--- DESCRIPTION OF THE TASK ---
Omit images. Retype all entries verbatim.

Stored entries
================================

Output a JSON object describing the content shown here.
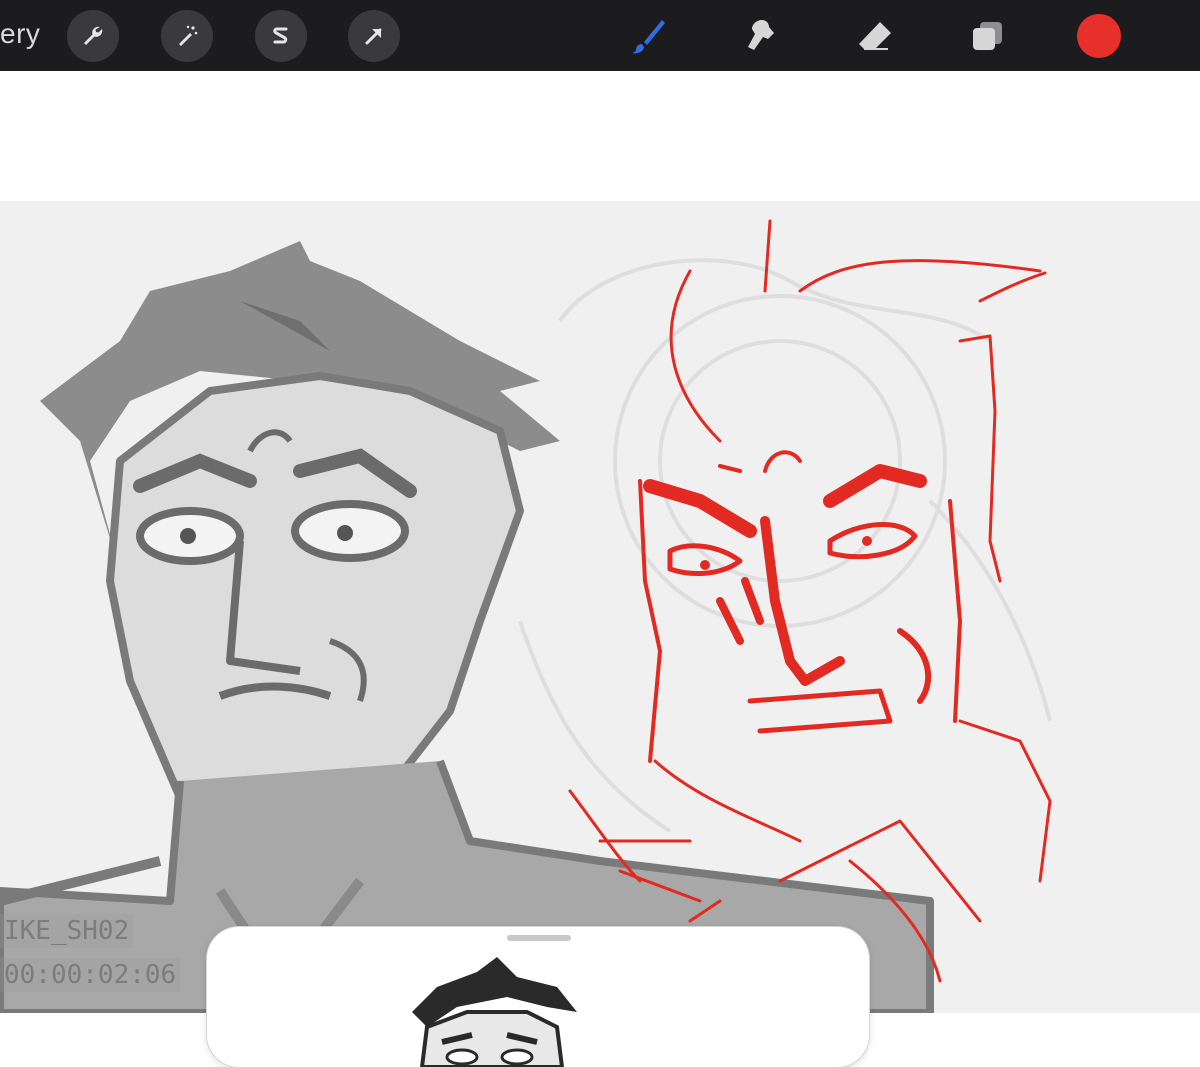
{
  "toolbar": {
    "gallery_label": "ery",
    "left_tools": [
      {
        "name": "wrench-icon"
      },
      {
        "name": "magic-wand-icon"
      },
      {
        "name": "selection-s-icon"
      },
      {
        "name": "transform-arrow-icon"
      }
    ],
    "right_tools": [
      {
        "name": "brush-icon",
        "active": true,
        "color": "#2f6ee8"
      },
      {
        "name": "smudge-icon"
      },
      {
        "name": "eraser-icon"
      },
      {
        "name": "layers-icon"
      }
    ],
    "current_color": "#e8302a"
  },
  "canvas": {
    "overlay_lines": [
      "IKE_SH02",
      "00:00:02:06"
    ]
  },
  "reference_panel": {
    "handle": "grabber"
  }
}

================================

--- FINISHED EXERCISE ---
Output a JSON object describing the content shown here.
{
  "toolbar": {
    "gallery_label": "ery",
    "left_tools": [
      {
        "name": "wrench-icon"
      },
      {
        "name": "magic-wand-icon"
      },
      {
        "name": "selection-s-icon"
      },
      {
        "name": "transform-arrow-icon"
      }
    ],
    "right_tools": [
      {
        "name": "brush-icon",
        "active": true,
        "color": "#2f6ee8"
      },
      {
        "name": "smudge-icon"
      },
      {
        "name": "eraser-icon"
      },
      {
        "name": "layers-icon"
      }
    ],
    "current_color": "#e8302a"
  },
  "canvas": {
    "overlay_lines": [
      "IKE_SH02",
      "00:00:02:06"
    ]
  },
  "reference_panel": {
    "handle": "grabber"
  }
}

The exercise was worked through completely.